╭──

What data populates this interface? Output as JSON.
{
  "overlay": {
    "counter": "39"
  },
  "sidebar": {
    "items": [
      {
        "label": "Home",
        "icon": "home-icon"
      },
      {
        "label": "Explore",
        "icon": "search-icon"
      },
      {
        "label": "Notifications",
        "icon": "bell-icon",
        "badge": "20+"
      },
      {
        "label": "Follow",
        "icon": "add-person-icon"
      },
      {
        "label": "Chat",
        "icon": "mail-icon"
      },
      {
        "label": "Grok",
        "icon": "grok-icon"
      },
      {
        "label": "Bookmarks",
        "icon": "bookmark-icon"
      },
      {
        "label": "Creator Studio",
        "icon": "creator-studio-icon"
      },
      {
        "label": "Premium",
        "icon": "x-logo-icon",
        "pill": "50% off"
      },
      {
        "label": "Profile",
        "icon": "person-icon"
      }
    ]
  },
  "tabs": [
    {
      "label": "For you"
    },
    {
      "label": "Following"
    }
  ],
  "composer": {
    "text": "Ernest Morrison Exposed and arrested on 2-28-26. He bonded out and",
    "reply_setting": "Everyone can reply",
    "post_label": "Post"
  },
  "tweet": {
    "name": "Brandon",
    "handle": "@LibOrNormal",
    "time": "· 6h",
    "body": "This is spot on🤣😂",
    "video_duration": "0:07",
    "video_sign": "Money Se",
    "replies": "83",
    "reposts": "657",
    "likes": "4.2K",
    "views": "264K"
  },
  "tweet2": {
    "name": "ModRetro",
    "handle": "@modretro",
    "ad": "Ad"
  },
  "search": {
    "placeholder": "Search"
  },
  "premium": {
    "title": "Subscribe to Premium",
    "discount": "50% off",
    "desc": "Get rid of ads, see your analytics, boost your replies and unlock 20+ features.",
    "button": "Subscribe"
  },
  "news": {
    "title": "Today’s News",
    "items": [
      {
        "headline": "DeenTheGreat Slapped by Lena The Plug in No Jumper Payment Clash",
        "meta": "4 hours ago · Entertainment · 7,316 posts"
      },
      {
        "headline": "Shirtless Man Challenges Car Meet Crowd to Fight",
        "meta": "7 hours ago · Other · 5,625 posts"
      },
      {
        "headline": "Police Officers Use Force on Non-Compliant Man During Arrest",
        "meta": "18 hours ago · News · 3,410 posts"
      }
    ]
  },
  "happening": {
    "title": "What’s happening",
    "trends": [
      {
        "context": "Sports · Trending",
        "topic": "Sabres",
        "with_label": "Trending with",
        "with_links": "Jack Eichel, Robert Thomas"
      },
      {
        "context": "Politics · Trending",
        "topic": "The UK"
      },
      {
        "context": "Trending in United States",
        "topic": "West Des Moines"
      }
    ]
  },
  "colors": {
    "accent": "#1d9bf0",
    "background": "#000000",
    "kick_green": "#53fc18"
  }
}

╰──

Task requirements:
Retype the records in full. Keep every line identical to the original.

Output of the exercise:
What data populates this interface? Output as JSON.
{
  "overlay": {
    "counter": "39"
  },
  "sidebar": {
    "items": [
      {
        "label": "Home",
        "icon": "home-icon"
      },
      {
        "label": "Explore",
        "icon": "search-icon"
      },
      {
        "label": "Notifications",
        "icon": "bell-icon",
        "badge": "20+"
      },
      {
        "label": "Follow",
        "icon": "add-person-icon"
      },
      {
        "label": "Chat",
        "icon": "mail-icon"
      },
      {
        "label": "Grok",
        "icon": "grok-icon"
      },
      {
        "label": "Bookmarks",
        "icon": "bookmark-icon"
      },
      {
        "label": "Creator Studio",
        "icon": "creator-studio-icon"
      },
      {
        "label": "Premium",
        "icon": "x-logo-icon",
        "pill": "50% off"
      },
      {
        "label": "Profile",
        "icon": "person-icon"
      }
    ]
  },
  "tabs": [
    {
      "label": "For you"
    },
    {
      "label": "Following"
    }
  ],
  "composer": {
    "text": "Ernest Morrison Exposed and arrested on 2-28-26. He bonded out and",
    "reply_setting": "Everyone can reply",
    "post_label": "Post"
  },
  "tweet": {
    "name": "Brandon",
    "handle": "@LibOrNormal",
    "time": "· 6h",
    "body": "This is spot on🤣😂",
    "video_duration": "0:07",
    "video_sign": "Money Se",
    "replies": "83",
    "reposts": "657",
    "likes": "4.2K",
    "views": "264K"
  },
  "tweet2": {
    "name": "ModRetro",
    "handle": "@modretro",
    "ad": "Ad"
  },
  "search": {
    "placeholder": "Search"
  },
  "premium": {
    "title": "Subscribe to Premium",
    "discount": "50% off",
    "desc": "Get rid of ads, see your analytics, boost your replies and unlock 20+ features.",
    "button": "Subscribe"
  },
  "news": {
    "title": "Today’s News",
    "items": [
      {
        "headline": "DeenTheGreat Slapped by Lena The Plug in No Jumper Payment Clash",
        "meta": "4 hours ago · Entertainment · 7,316 posts"
      },
      {
        "headline": "Shirtless Man Challenges Car Meet Crowd to Fight",
        "meta": "7 hours ago · Other · 5,625 posts"
      },
      {
        "headline": "Police Officers Use Force on Non-Compliant Man During Arrest",
        "meta": "18 hours ago · News · 3,410 posts"
      }
    ]
  },
  "happening": {
    "title": "What’s happening",
    "trends": [
      {
        "context": "Sports · Trending",
        "topic": "Sabres",
        "with_label": "Trending with",
        "with_links": "Jack Eichel, Robert Thomas"
      },
      {
        "context": "Politics · Trending",
        "topic": "The UK"
      },
      {
        "context": "Trending in United States",
        "topic": "West Des Moines"
      }
    ]
  },
  "colors": {
    "accent": "#1d9bf0",
    "background": "#000000",
    "kick_green": "#53fc18"
  }
}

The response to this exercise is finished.